** start of Working data **

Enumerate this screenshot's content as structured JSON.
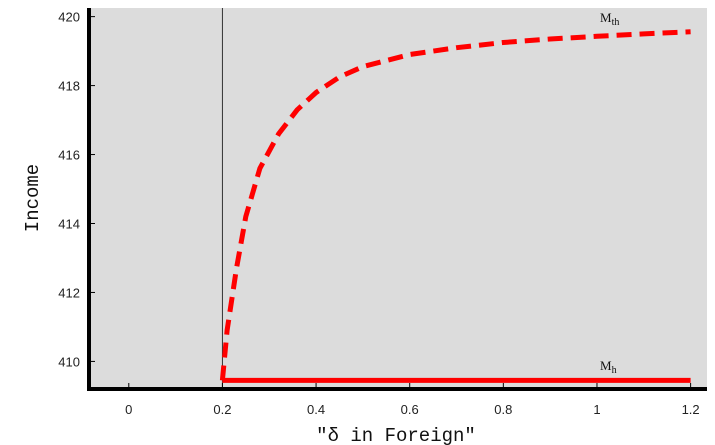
{
  "chart_data": {
    "type": "line",
    "xlabel": "\"δ in Foreign\"",
    "ylabel": "Income",
    "xlim": [
      -0.085,
      1.235
    ],
    "ylim": [
      409.2,
      420.25
    ],
    "x_ticks": [
      {
        "value": 0,
        "label": "0"
      },
      {
        "value": 0.2,
        "label": "0.2"
      },
      {
        "value": 0.4,
        "label": "0.4"
      },
      {
        "value": 0.6,
        "label": "0.6"
      },
      {
        "value": 0.8,
        "label": "0.8"
      },
      {
        "value": 1,
        "label": "1"
      },
      {
        "value": 1.2,
        "label": "1.2"
      }
    ],
    "y_ticks": [
      {
        "value": 410,
        "label": "410"
      },
      {
        "value": 412,
        "label": "412"
      },
      {
        "value": 414,
        "label": "414"
      },
      {
        "value": 416,
        "label": "416"
      },
      {
        "value": 418,
        "label": "418"
      },
      {
        "value": 420,
        "label": "420"
      }
    ],
    "vertical_line_x": 0.2,
    "background": "#dcdcdc",
    "series": [
      {
        "name": "M",
        "subscript": "th",
        "style": "dashed",
        "color": "#ff0000",
        "x": [
          0.2,
          0.21,
          0.23,
          0.25,
          0.28,
          0.32,
          0.36,
          0.4,
          0.45,
          0.5,
          0.6,
          0.7,
          0.8,
          0.9,
          1.0,
          1.1,
          1.2
        ],
        "y": [
          409.45,
          410.9,
          412.7,
          414.2,
          415.6,
          416.6,
          417.3,
          417.8,
          418.25,
          418.55,
          418.9,
          419.1,
          419.25,
          419.35,
          419.43,
          419.5,
          419.56
        ]
      },
      {
        "name": "M",
        "subscript": "h",
        "style": "solid",
        "color": "#ff0000",
        "x": [
          0.2,
          1.2
        ],
        "y": [
          409.45,
          409.45
        ]
      }
    ]
  }
}
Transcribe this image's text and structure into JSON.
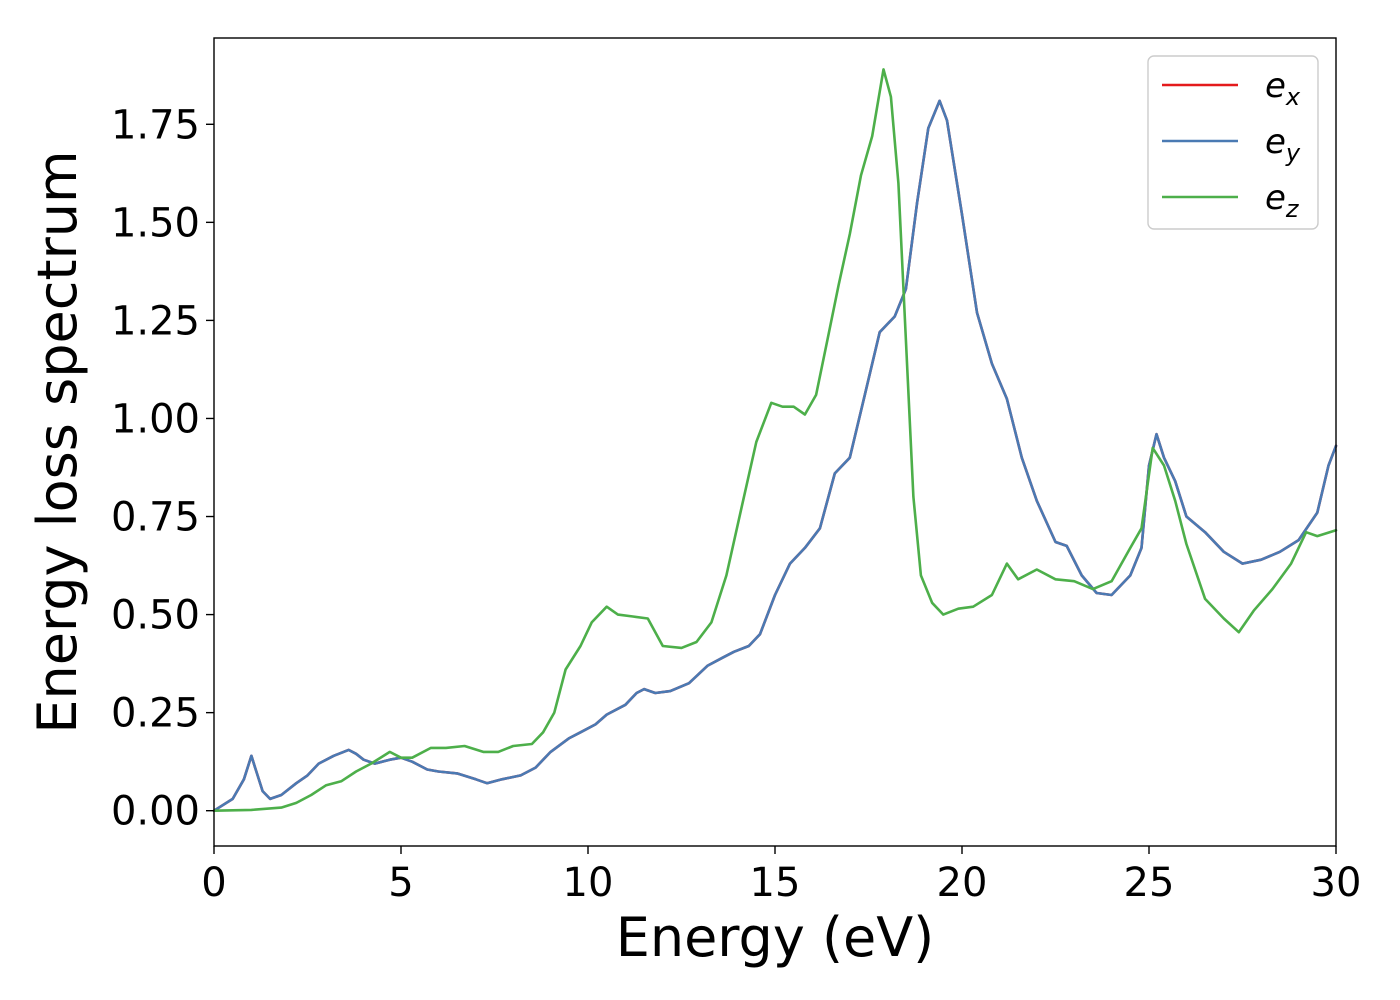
{
  "chart_data": {
    "type": "line",
    "title": "",
    "xlabel": "Energy (eV)",
    "ylabel": "Energy loss spectrum",
    "xlim": [
      0,
      30
    ],
    "ylim": [
      -0.09,
      1.97
    ],
    "xticks": [
      0,
      5,
      10,
      15,
      20,
      25,
      30
    ],
    "xtick_labels": [
      "0",
      "5",
      "10",
      "15",
      "20",
      "25",
      "30"
    ],
    "yticks": [
      0.0,
      0.25,
      0.5,
      0.75,
      1.0,
      1.25,
      1.5,
      1.75
    ],
    "ytick_labels": [
      "0.00",
      "0.25",
      "0.50",
      "0.75",
      "1.00",
      "1.25",
      "1.50",
      "1.75"
    ],
    "grid": false,
    "legend_position": "top-right",
    "series": [
      {
        "name": "e",
        "subscript": "x",
        "color": "#e41a1c",
        "points": [
          [
            0,
            0
          ],
          [
            0.5,
            0.03
          ],
          [
            0.8,
            0.08
          ],
          [
            1.0,
            0.14
          ],
          [
            1.1,
            0.11
          ],
          [
            1.3,
            0.05
          ],
          [
            1.5,
            0.03
          ],
          [
            1.8,
            0.04
          ],
          [
            2.2,
            0.07
          ],
          [
            2.5,
            0.09
          ],
          [
            2.8,
            0.12
          ],
          [
            3.2,
            0.14
          ],
          [
            3.6,
            0.155
          ],
          [
            3.8,
            0.145
          ],
          [
            4.0,
            0.13
          ],
          [
            4.3,
            0.12
          ],
          [
            4.7,
            0.13
          ],
          [
            5.0,
            0.135
          ],
          [
            5.3,
            0.125
          ],
          [
            5.7,
            0.105
          ],
          [
            6.0,
            0.1
          ],
          [
            6.5,
            0.095
          ],
          [
            7.0,
            0.08
          ],
          [
            7.3,
            0.07
          ],
          [
            7.7,
            0.08
          ],
          [
            8.2,
            0.09
          ],
          [
            8.6,
            0.11
          ],
          [
            9.0,
            0.15
          ],
          [
            9.5,
            0.185
          ],
          [
            9.8,
            0.2
          ],
          [
            10.2,
            0.22
          ],
          [
            10.5,
            0.245
          ],
          [
            11.0,
            0.27
          ],
          [
            11.3,
            0.3
          ],
          [
            11.5,
            0.31
          ],
          [
            11.8,
            0.3
          ],
          [
            12.2,
            0.305
          ],
          [
            12.7,
            0.325
          ],
          [
            13.2,
            0.37
          ],
          [
            13.6,
            0.39
          ],
          [
            13.9,
            0.405
          ],
          [
            14.3,
            0.42
          ],
          [
            14.6,
            0.45
          ],
          [
            15.0,
            0.55
          ],
          [
            15.4,
            0.63
          ],
          [
            15.8,
            0.67
          ],
          [
            16.2,
            0.72
          ],
          [
            16.6,
            0.86
          ],
          [
            17.0,
            0.9
          ],
          [
            17.4,
            1.06
          ],
          [
            17.8,
            1.22
          ],
          [
            18.2,
            1.26
          ],
          [
            18.5,
            1.33
          ],
          [
            18.8,
            1.55
          ],
          [
            19.1,
            1.74
          ],
          [
            19.4,
            1.81
          ],
          [
            19.6,
            1.76
          ],
          [
            20.0,
            1.52
          ],
          [
            20.4,
            1.27
          ],
          [
            20.8,
            1.14
          ],
          [
            21.2,
            1.05
          ],
          [
            21.6,
            0.9
          ],
          [
            22.0,
            0.79
          ],
          [
            22.5,
            0.685
          ],
          [
            22.8,
            0.675
          ],
          [
            23.2,
            0.6
          ],
          [
            23.6,
            0.555
          ],
          [
            24.0,
            0.55
          ],
          [
            24.5,
            0.6
          ],
          [
            24.8,
            0.67
          ],
          [
            25.0,
            0.88
          ],
          [
            25.2,
            0.96
          ],
          [
            25.4,
            0.9
          ],
          [
            25.7,
            0.84
          ],
          [
            26.0,
            0.75
          ],
          [
            26.5,
            0.71
          ],
          [
            27.0,
            0.66
          ],
          [
            27.5,
            0.63
          ],
          [
            28.0,
            0.64
          ],
          [
            28.5,
            0.66
          ],
          [
            29.0,
            0.69
          ],
          [
            29.5,
            0.76
          ],
          [
            29.8,
            0.88
          ],
          [
            30.0,
            0.93
          ]
        ]
      },
      {
        "name": "e",
        "subscript": "y",
        "color": "#4a7ab3",
        "points": [
          [
            0,
            0
          ],
          [
            0.5,
            0.03
          ],
          [
            0.8,
            0.08
          ],
          [
            1.0,
            0.14
          ],
          [
            1.1,
            0.11
          ],
          [
            1.3,
            0.05
          ],
          [
            1.5,
            0.03
          ],
          [
            1.8,
            0.04
          ],
          [
            2.2,
            0.07
          ],
          [
            2.5,
            0.09
          ],
          [
            2.8,
            0.12
          ],
          [
            3.2,
            0.14
          ],
          [
            3.6,
            0.155
          ],
          [
            3.8,
            0.145
          ],
          [
            4.0,
            0.13
          ],
          [
            4.3,
            0.12
          ],
          [
            4.7,
            0.13
          ],
          [
            5.0,
            0.135
          ],
          [
            5.3,
            0.125
          ],
          [
            5.7,
            0.105
          ],
          [
            6.0,
            0.1
          ],
          [
            6.5,
            0.095
          ],
          [
            7.0,
            0.08
          ],
          [
            7.3,
            0.07
          ],
          [
            7.7,
            0.08
          ],
          [
            8.2,
            0.09
          ],
          [
            8.6,
            0.11
          ],
          [
            9.0,
            0.15
          ],
          [
            9.5,
            0.185
          ],
          [
            9.8,
            0.2
          ],
          [
            10.2,
            0.22
          ],
          [
            10.5,
            0.245
          ],
          [
            11.0,
            0.27
          ],
          [
            11.3,
            0.3
          ],
          [
            11.5,
            0.31
          ],
          [
            11.8,
            0.3
          ],
          [
            12.2,
            0.305
          ],
          [
            12.7,
            0.325
          ],
          [
            13.2,
            0.37
          ],
          [
            13.6,
            0.39
          ],
          [
            13.9,
            0.405
          ],
          [
            14.3,
            0.42
          ],
          [
            14.6,
            0.45
          ],
          [
            15.0,
            0.55
          ],
          [
            15.4,
            0.63
          ],
          [
            15.8,
            0.67
          ],
          [
            16.2,
            0.72
          ],
          [
            16.6,
            0.86
          ],
          [
            17.0,
            0.9
          ],
          [
            17.4,
            1.06
          ],
          [
            17.8,
            1.22
          ],
          [
            18.2,
            1.26
          ],
          [
            18.5,
            1.33
          ],
          [
            18.8,
            1.55
          ],
          [
            19.1,
            1.74
          ],
          [
            19.4,
            1.81
          ],
          [
            19.6,
            1.76
          ],
          [
            20.0,
            1.52
          ],
          [
            20.4,
            1.27
          ],
          [
            20.8,
            1.14
          ],
          [
            21.2,
            1.05
          ],
          [
            21.6,
            0.9
          ],
          [
            22.0,
            0.79
          ],
          [
            22.5,
            0.685
          ],
          [
            22.8,
            0.675
          ],
          [
            23.2,
            0.6
          ],
          [
            23.6,
            0.555
          ],
          [
            24.0,
            0.55
          ],
          [
            24.5,
            0.6
          ],
          [
            24.8,
            0.67
          ],
          [
            25.0,
            0.88
          ],
          [
            25.2,
            0.96
          ],
          [
            25.4,
            0.9
          ],
          [
            25.7,
            0.84
          ],
          [
            26.0,
            0.75
          ],
          [
            26.5,
            0.71
          ],
          [
            27.0,
            0.66
          ],
          [
            27.5,
            0.63
          ],
          [
            28.0,
            0.64
          ],
          [
            28.5,
            0.66
          ],
          [
            29.0,
            0.69
          ],
          [
            29.5,
            0.76
          ],
          [
            29.8,
            0.88
          ],
          [
            30.0,
            0.93
          ]
        ]
      },
      {
        "name": "e",
        "subscript": "z",
        "color": "#4daf4a",
        "points": [
          [
            0,
            0
          ],
          [
            1.0,
            0.002
          ],
          [
            1.8,
            0.008
          ],
          [
            2.2,
            0.02
          ],
          [
            2.6,
            0.04
          ],
          [
            3.0,
            0.065
          ],
          [
            3.4,
            0.075
          ],
          [
            3.8,
            0.1
          ],
          [
            4.2,
            0.12
          ],
          [
            4.7,
            0.15
          ],
          [
            5.0,
            0.135
          ],
          [
            5.3,
            0.135
          ],
          [
            5.8,
            0.16
          ],
          [
            6.2,
            0.16
          ],
          [
            6.7,
            0.165
          ],
          [
            7.2,
            0.15
          ],
          [
            7.6,
            0.15
          ],
          [
            8.0,
            0.165
          ],
          [
            8.5,
            0.17
          ],
          [
            8.8,
            0.2
          ],
          [
            9.1,
            0.25
          ],
          [
            9.4,
            0.36
          ],
          [
            9.8,
            0.42
          ],
          [
            10.1,
            0.48
          ],
          [
            10.5,
            0.52
          ],
          [
            10.8,
            0.5
          ],
          [
            11.2,
            0.495
          ],
          [
            11.6,
            0.49
          ],
          [
            12.0,
            0.42
          ],
          [
            12.5,
            0.415
          ],
          [
            12.9,
            0.43
          ],
          [
            13.3,
            0.48
          ],
          [
            13.7,
            0.6
          ],
          [
            14.1,
            0.77
          ],
          [
            14.5,
            0.94
          ],
          [
            14.9,
            1.04
          ],
          [
            15.2,
            1.03
          ],
          [
            15.5,
            1.03
          ],
          [
            15.8,
            1.01
          ],
          [
            16.1,
            1.06
          ],
          [
            16.4,
            1.2
          ],
          [
            16.7,
            1.34
          ],
          [
            17.0,
            1.47
          ],
          [
            17.3,
            1.62
          ],
          [
            17.6,
            1.72
          ],
          [
            17.9,
            1.89
          ],
          [
            18.1,
            1.82
          ],
          [
            18.3,
            1.6
          ],
          [
            18.5,
            1.2
          ],
          [
            18.7,
            0.8
          ],
          [
            18.9,
            0.6
          ],
          [
            19.2,
            0.53
          ],
          [
            19.5,
            0.5
          ],
          [
            19.9,
            0.515
          ],
          [
            20.3,
            0.52
          ],
          [
            20.8,
            0.55
          ],
          [
            21.2,
            0.63
          ],
          [
            21.5,
            0.59
          ],
          [
            22.0,
            0.615
          ],
          [
            22.5,
            0.59
          ],
          [
            23.0,
            0.585
          ],
          [
            23.5,
            0.565
          ],
          [
            24.0,
            0.585
          ],
          [
            24.5,
            0.67
          ],
          [
            24.8,
            0.72
          ],
          [
            25.1,
            0.925
          ],
          [
            25.4,
            0.88
          ],
          [
            25.7,
            0.79
          ],
          [
            26.0,
            0.68
          ],
          [
            26.5,
            0.54
          ],
          [
            27.0,
            0.49
          ],
          [
            27.4,
            0.455
          ],
          [
            27.8,
            0.51
          ],
          [
            28.3,
            0.565
          ],
          [
            28.8,
            0.63
          ],
          [
            29.2,
            0.71
          ],
          [
            29.5,
            0.7
          ],
          [
            30.0,
            0.715
          ]
        ]
      }
    ]
  }
}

** end of Working data **

_Instructions for the task_:
Within the listing above, copy each line that has the string "Energy".

_Finished exercise_:
    "xlabel": "Energy (eV)",
    "ylabel": "Energy loss spectrum",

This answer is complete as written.